● **Job**
For the entries below, how many lines include the word "ffffff"? Give the figure and nothing more.

● **Provided data**
________________________
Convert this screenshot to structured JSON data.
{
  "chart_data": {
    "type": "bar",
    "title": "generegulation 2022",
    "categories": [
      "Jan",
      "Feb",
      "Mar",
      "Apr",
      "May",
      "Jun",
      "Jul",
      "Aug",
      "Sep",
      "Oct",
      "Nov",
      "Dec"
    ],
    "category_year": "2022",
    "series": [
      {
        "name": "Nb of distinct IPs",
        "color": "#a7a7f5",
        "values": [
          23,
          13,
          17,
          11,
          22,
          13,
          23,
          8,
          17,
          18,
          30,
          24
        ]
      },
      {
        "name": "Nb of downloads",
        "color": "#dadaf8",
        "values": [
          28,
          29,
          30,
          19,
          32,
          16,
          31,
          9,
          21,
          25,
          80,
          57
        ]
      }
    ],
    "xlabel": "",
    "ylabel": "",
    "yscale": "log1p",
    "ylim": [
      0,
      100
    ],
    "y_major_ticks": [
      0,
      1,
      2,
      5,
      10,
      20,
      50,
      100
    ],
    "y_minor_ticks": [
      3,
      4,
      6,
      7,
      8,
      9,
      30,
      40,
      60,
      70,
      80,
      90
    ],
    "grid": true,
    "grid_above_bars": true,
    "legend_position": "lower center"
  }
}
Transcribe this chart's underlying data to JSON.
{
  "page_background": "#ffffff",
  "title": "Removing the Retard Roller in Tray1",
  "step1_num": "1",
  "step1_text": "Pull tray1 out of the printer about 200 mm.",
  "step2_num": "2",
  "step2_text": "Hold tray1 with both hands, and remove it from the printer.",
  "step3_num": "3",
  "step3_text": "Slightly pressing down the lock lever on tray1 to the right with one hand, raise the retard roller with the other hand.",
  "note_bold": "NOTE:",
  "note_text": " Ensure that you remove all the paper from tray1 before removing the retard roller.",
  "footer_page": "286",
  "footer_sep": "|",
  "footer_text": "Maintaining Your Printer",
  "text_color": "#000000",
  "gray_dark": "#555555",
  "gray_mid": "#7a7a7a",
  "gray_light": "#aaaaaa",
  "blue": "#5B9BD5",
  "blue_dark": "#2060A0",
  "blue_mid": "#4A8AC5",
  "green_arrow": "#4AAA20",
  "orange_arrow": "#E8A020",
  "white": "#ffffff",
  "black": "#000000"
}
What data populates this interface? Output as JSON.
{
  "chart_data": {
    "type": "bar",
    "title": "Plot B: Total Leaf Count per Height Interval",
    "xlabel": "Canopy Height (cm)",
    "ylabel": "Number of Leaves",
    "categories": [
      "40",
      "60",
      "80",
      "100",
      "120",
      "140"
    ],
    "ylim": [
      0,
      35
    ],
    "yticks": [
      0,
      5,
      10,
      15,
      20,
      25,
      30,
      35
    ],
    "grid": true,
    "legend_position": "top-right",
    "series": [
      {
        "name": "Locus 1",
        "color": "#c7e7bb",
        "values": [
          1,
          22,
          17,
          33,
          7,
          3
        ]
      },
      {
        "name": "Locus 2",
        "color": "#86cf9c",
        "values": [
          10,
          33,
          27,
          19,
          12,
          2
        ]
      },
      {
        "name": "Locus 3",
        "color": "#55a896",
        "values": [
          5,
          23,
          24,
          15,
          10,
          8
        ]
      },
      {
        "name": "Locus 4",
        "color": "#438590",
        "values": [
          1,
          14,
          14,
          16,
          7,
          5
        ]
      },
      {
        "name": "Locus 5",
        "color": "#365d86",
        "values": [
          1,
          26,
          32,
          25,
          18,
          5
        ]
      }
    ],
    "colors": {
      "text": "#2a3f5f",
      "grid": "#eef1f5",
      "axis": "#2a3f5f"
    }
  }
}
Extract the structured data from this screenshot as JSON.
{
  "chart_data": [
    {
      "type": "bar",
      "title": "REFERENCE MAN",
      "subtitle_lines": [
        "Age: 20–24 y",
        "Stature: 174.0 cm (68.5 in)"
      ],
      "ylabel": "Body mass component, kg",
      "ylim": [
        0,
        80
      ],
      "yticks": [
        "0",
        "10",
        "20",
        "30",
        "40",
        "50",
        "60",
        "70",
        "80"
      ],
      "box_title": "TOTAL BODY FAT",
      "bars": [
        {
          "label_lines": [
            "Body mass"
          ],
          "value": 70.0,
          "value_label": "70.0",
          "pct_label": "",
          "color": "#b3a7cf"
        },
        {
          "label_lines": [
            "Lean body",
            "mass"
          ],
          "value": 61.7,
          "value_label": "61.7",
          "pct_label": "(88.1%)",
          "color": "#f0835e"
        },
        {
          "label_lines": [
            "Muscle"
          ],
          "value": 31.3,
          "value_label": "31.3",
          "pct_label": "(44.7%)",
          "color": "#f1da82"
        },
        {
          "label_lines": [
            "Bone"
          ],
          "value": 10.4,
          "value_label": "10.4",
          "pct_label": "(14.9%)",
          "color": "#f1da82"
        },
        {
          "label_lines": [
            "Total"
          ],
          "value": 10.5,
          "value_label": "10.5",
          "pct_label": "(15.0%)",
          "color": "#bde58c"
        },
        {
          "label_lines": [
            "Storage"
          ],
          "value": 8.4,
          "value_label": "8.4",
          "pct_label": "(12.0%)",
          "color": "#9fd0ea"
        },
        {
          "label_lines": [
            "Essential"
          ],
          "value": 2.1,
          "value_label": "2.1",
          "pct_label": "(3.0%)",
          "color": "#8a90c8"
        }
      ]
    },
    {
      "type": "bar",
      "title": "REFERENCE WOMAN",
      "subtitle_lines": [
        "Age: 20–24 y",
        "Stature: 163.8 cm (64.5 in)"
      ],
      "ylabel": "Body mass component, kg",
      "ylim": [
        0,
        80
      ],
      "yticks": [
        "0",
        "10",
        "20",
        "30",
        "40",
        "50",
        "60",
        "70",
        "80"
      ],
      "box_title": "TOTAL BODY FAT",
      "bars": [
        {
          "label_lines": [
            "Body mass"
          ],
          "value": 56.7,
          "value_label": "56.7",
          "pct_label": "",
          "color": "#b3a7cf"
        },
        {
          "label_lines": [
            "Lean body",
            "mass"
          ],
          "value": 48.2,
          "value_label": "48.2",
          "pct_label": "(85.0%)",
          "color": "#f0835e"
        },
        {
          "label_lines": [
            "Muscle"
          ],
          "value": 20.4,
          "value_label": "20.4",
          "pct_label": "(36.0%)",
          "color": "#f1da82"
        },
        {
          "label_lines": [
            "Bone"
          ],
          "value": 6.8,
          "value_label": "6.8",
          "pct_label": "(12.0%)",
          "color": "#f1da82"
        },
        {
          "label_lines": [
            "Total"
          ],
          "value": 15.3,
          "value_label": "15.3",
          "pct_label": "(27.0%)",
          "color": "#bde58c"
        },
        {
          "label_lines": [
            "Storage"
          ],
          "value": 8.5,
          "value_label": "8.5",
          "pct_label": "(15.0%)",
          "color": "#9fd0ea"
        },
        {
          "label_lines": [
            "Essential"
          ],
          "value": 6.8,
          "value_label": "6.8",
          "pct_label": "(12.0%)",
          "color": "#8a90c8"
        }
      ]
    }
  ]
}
________________________
● **Task answer**
2